- EXERCISE DIRECTIONS -
Retype each line exactly. Skip images.
┌────────
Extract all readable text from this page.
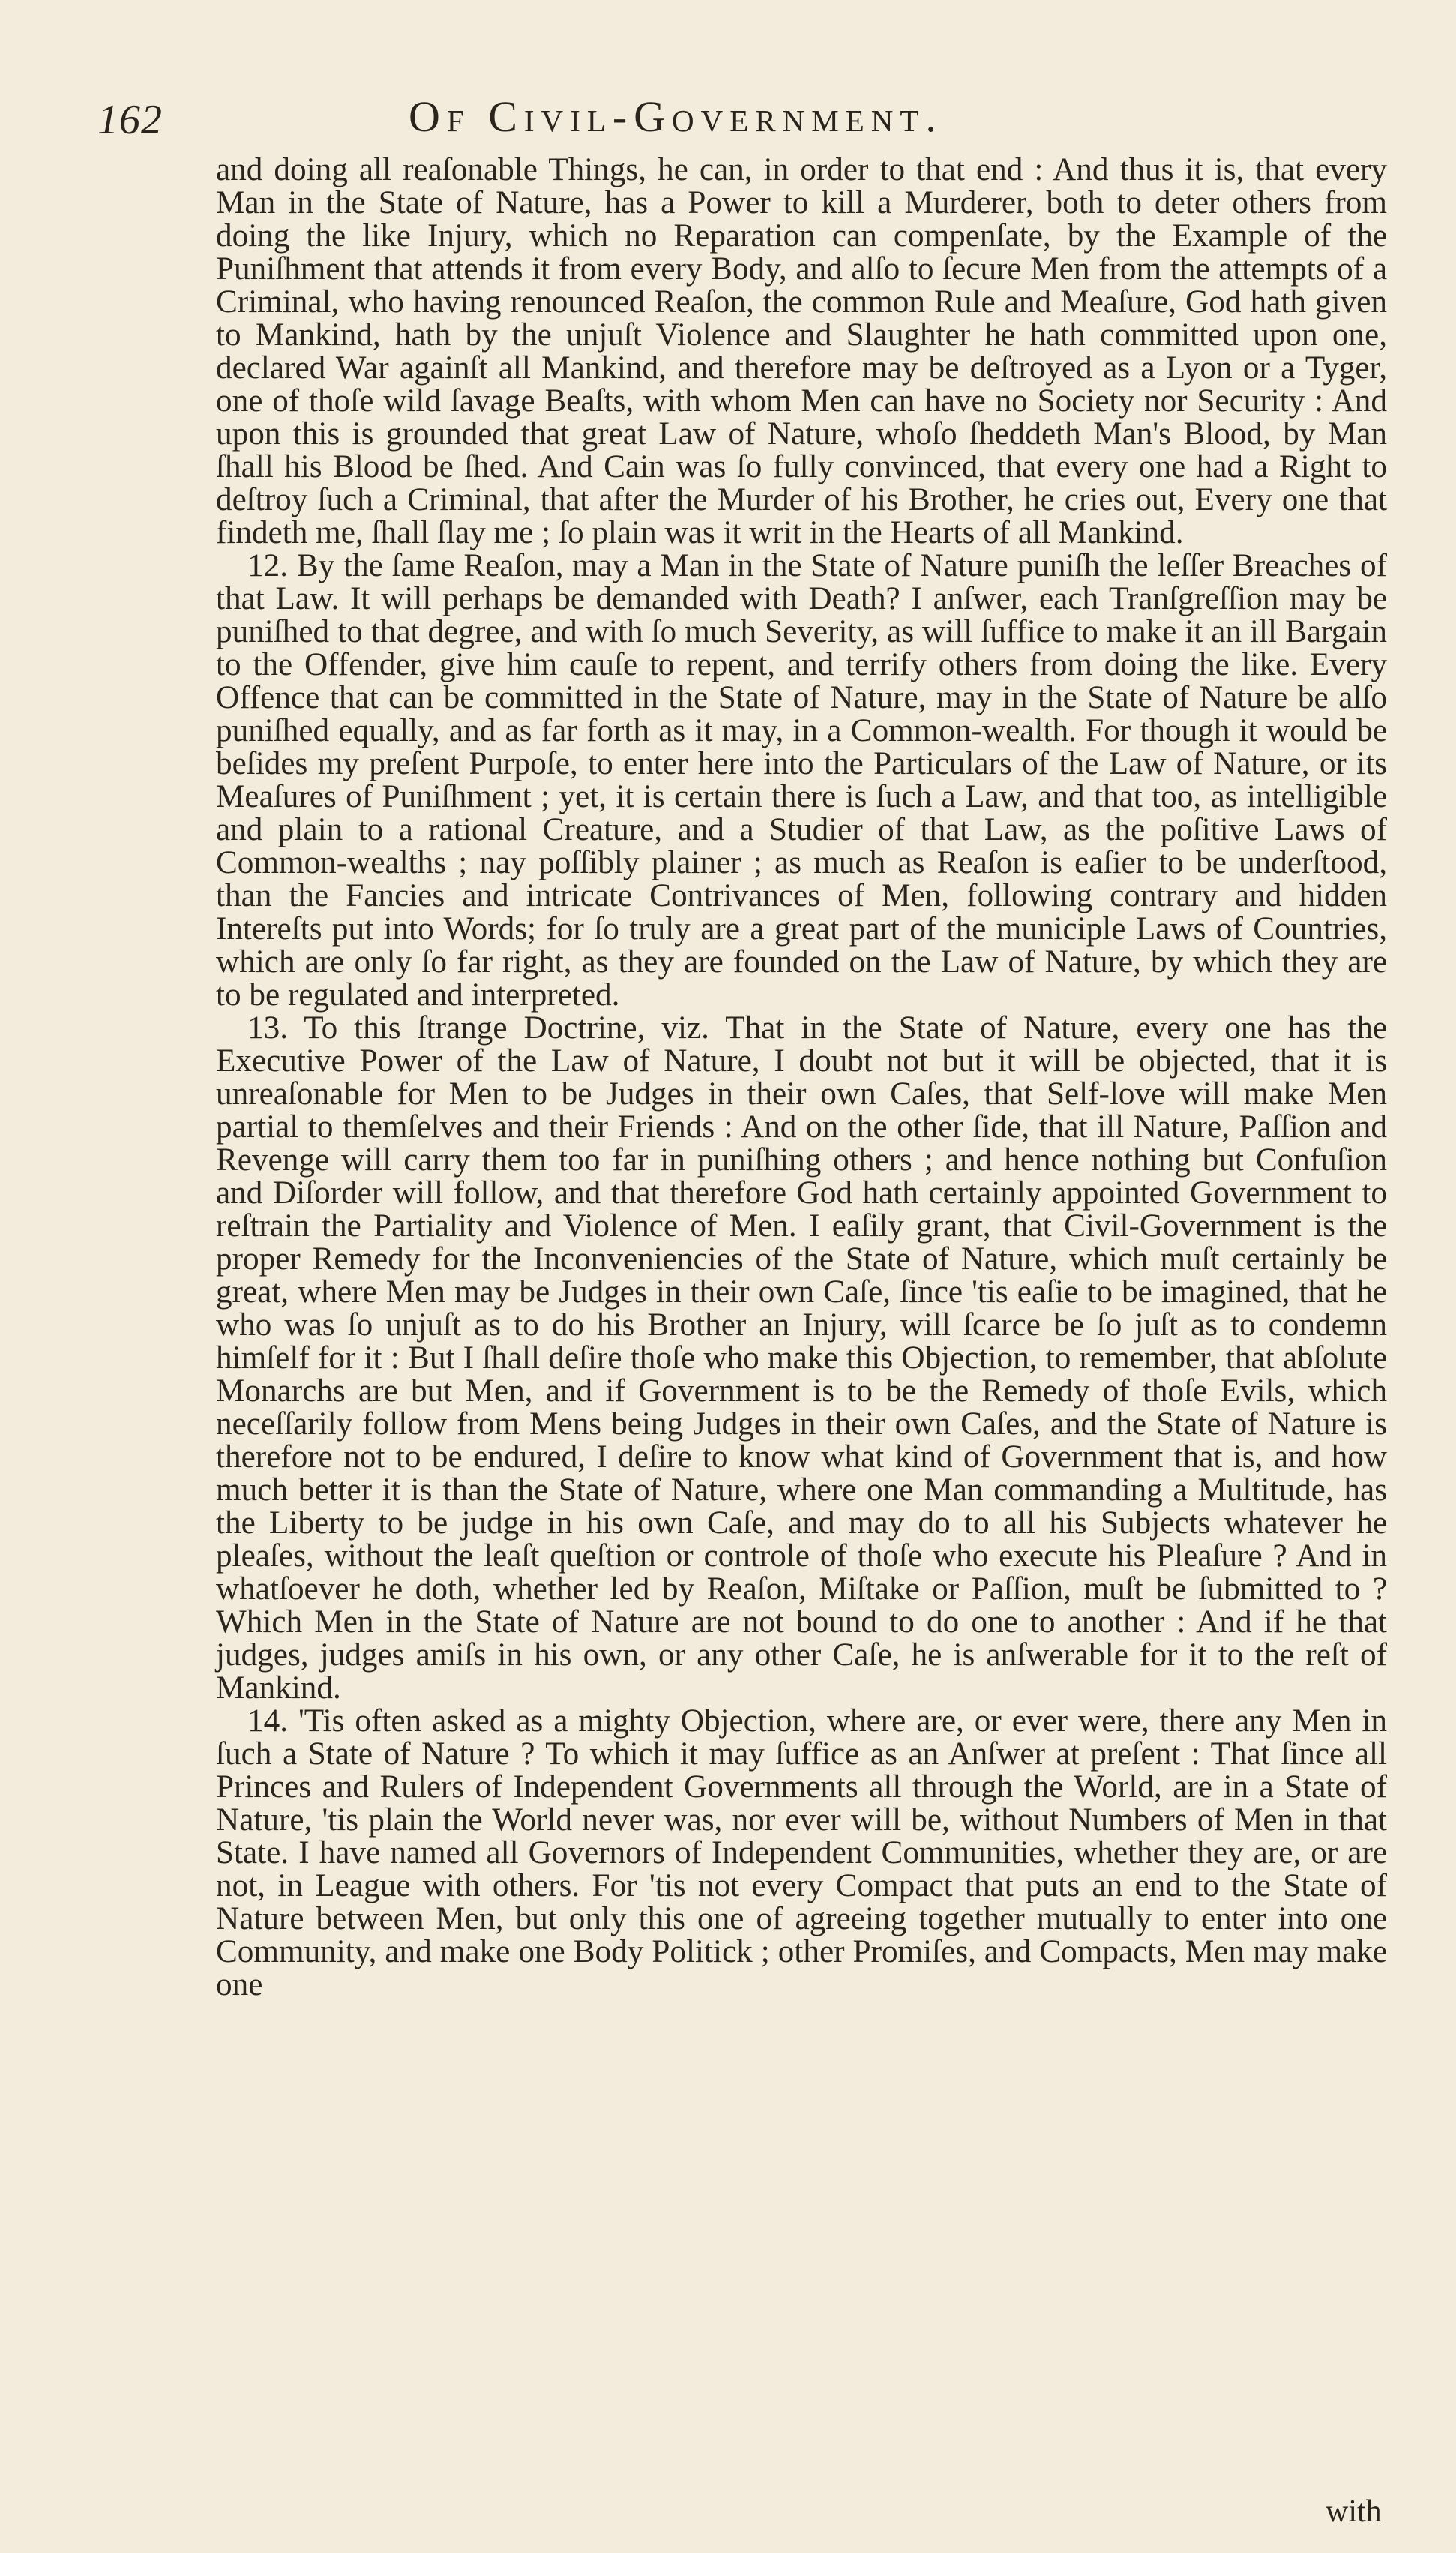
162	Of Civil-Government.

and doing all reaſonable Things, he can, in order to that end : And thus it is, that every Man in the State of Nature, has a Power to kill a Murderer, both to deter others from doing the like Injury, which no Reparation can compenſate, by the Example of the Puniſhment that attends it from every Body, and alſo to ſecure Men from the attempts of a Criminal, who having renounced Reaſon, the common Rule and Meaſure, God hath given to Mankind, hath by the unjuſt Violence and Slaughter he hath committed upon one, declared War againſt all Mankind, and therefore may be deſtroyed as a Lyon or a Tyger, one of thoſe wild ſavage Beaſts, with whom Men can have no Society nor Security : And upon this is grounded that great Law of Nature, whoſo ſheddeth Man's Blood, by Man ſhall his Blood be ſhed. And Cain was ſo fully convinced, that every one had a Right to deſtroy ſuch a Criminal, that after the Murder of his Brother, he cries out, Every one that findeth me, ſhall ſlay me ; ſo plain was it writ in the Hearts of all Mankind.

12. By the ſame Reaſon, may a Man in the State of Nature puniſh the leſſer Breaches of that Law. It will perhaps be demanded with Death? I anſwer, each Tranſgreſſion may be puniſhed to that degree, and with ſo much Severity, as will ſuffice to make it an ill Bargain to the Offender, give him cauſe to repent, and terrify others from doing the like. Every Offence that can be committed in the State of Nature, may in the State of Nature be alſo puniſhed equally, and as far forth as it may, in a Common-wealth. For though it would be beſides my preſent Purpoſe, to enter here into the Particulars of the Law of Nature, or its Meaſures of Puniſhment ; yet, it is certain there is ſuch a Law, and that too, as intelligible and plain to a rational Creature, and a Studier of that Law, as the poſitive Laws of Common-wealths ; nay poſſibly plainer ; as much as Reaſon is eaſier to be underſtood, than the Fancies and intricate Contrivances of Men, following contrary and hidden Intereſts put into Words; for ſo truly are a great part of the municiple Laws of Countries, which are only ſo far right, as they are founded on the Law of Nature, by which they are to be regulated and interpreted.

13. To this ſtrange Doctrine, viz. That in the State of Nature, every one has the Executive Power of the Law of Nature, I doubt not but it will be objected, that it is unreaſonable for Men to be Judges in their own Caſes, that Self-love will make Men partial to themſelves and their Friends : And on the other ſide, that ill Nature, Paſſion and Revenge will carry them too far in puniſhing others ; and hence nothing but Confuſion and Diſorder will follow, and that therefore God hath certainly appointed Government to reſtrain the Partiality and Violence of Men. I eaſily grant, that Civil-Government is the proper Remedy for the Inconveniencies of the State of Nature, which muſt certainly be great, where Men may be Judges in their own Caſe, ſince 'tis eaſie to be imagined, that he who was ſo unjuſt as to do his Brother an Injury, will ſcarce be ſo juſt as to condemn himſelf for it : But I ſhall deſire thoſe who make this Objection, to remember, that abſolute Monarchs are but Men, and if Government is to be the Remedy of thoſe Evils, which neceſſarily follow from Mens being Judges in their own Caſes, and the State of Nature is therefore not to be endured, I deſire to know what kind of Government that is, and how much better it is than the State of Nature, where one Man commanding a Multitude, has the Liberty to be judge in his own Caſe, and may do to all his Subjects whatever he pleaſes, without the leaſt queſtion or controle of thoſe who execute his Pleaſure ? And in whatſoever he doth, whether led by Reaſon, Miſtake or Paſſion, muſt be ſubmitted to ? Which Men in the State of Nature are not bound to do one to another : And if he that judges, judges amiſs in his own, or any other Caſe, he is anſwerable for it to the reſt of Mankind.

14. 'Tis often asked as a mighty Objection, where are, or ever were, there any Men in ſuch a State of Nature ? To which it may ſuffice as an Anſwer at preſent : That ſince all Princes and Rulers of Independent Governments all through the World, are in a State of Nature, 'tis plain the World never was, nor ever will be, without Numbers of Men in that State. I have named all Governors of Independent Communities, whether they are, or are not, in League with others. For 'tis not every Compact that puts an end to the State of Nature between Men, but only this one of agreeing together mutually to enter into one Community, and make one Body Politick ; other Promiſes, and Compacts, Men may make one

with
└────────
- EXERCISE SOLUTION -
Extract all readable text from this page.
162	Of Civil-Government.

and doing all reaſonable Things, he can, in order to that end : And thus it is, that every Man in the State of Nature, has a Power to kill a Murderer, both to deter others from doing the like Injury, which no Reparation can compenſate, by the Example of the Puniſhment that attends it from every Body, and alſo to ſecure Men from the attempts of a Criminal, who having renounced Reaſon, the common Rule and Meaſure, God hath given to Mankind, hath by the unjuſt Violence and Slaughter he hath committed upon one, declared War againſt all Mankind, and therefore may be deſtroyed as a Lyon or a Tyger, one of thoſe wild ſavage Beaſts, with whom Men can have no Society nor Security : And upon this is grounded that great Law of Nature, whoſo ſheddeth Man's Blood, by Man ſhall his Blood be ſhed. And Cain was ſo fully convinced, that every one had a Right to deſtroy ſuch a Criminal, that after the Murder of his Brother, he cries out, Every one that findeth me, ſhall ſlay me ; ſo plain was it writ in the Hearts of all Mankind.

12. By the ſame Reaſon, may a Man in the State of Nature puniſh the leſſer Breaches of that Law. It will perhaps be demanded with Death? I anſwer, each Tranſgreſſion may be puniſhed to that degree, and with ſo much Severity, as will ſuffice to make it an ill Bargain to the Offender, give him cauſe to repent, and terrify others from doing the like. Every Offence that can be committed in the State of Nature, may in the State of Nature be alſo puniſhed equally, and as far forth as it may, in a Common-wealth. For though it would be beſides my preſent Purpoſe, to enter here into the Particulars of the Law of Nature, or its Meaſures of Puniſhment ; yet, it is certain there is ſuch a Law, and that too, as intelligible and plain to a rational Creature, and a Studier of that Law, as the poſitive Laws of Common-wealths ; nay poſſibly plainer ; as much as Reaſon is eaſier to be underſtood, than the Fancies and intricate Contrivances of Men, following contrary and hidden Intereſts put into Words; for ſo truly are a great part of the municiple Laws of Countries, which are only ſo far right, as they are founded on the Law of Nature, by which they are to be regulated and interpreted.

13. To this ſtrange Doctrine, viz. That in the State of Nature, every one has the Executive Power of the Law of Nature, I doubt not but it will be objected, that it is unreaſonable for Men to be Judges in their own Caſes, that Self-love will make Men partial to themſelves and their Friends : And on the other ſide, that ill Nature, Paſſion and Revenge will carry them too far in puniſhing others ; and hence nothing but Confuſion and Diſorder will follow, and that therefore God hath certainly appointed Government to reſtrain the Partiality and Violence of Men. I eaſily grant, that Civil-Government is the proper Remedy for the Inconveniencies of the State of Nature, which muſt certainly be great, where Men may be Judges in their own Caſe, ſince 'tis eaſie to be imagined, that he who was ſo unjuſt as to do his Brother an Injury, will ſcarce be ſo juſt as to condemn himſelf for it : But I ſhall deſire thoſe who make this Objection, to remember, that abſolute Monarchs are but Men, and if Government is to be the Remedy of thoſe Evils, which neceſſarily follow from Mens being Judges in their own Caſes, and the State of Nature is therefore not to be endured, I deſire to know what kind of Government that is, and how much better it is than the State of Nature, where one Man commanding a Multitude, has the Liberty to be judge in his own Caſe, and may do to all his Subjects whatever he pleaſes, without the leaſt queſtion or controle of thoſe who execute his Pleaſure ? And in whatſoever he doth, whether led by Reaſon, Miſtake or Paſſion, muſt be ſubmitted to ? Which Men in the State of Nature are not bound to do one to another : And if he that judges, judges amiſs in his own, or any other Caſe, he is anſwerable for it to the reſt of Mankind.

14. 'Tis often asked as a mighty Objection, where are, or ever were, there any Men in ſuch a State of Nature ? To which it may ſuffice as an Anſwer at preſent : That ſince all Princes and Rulers of Independent Governments all through the World, are in a State of Nature, 'tis plain the World never was, nor ever will be, without Numbers of Men in that State. I have named all Governors of Independent Communities, whether they are, or are not, in League with others. For 'tis not every Compact that puts an end to the State of Nature between Men, but only this one of agreeing together mutually to enter into one Community, and make one Body Politick ; other Promiſes, and Compacts, Men may make one

with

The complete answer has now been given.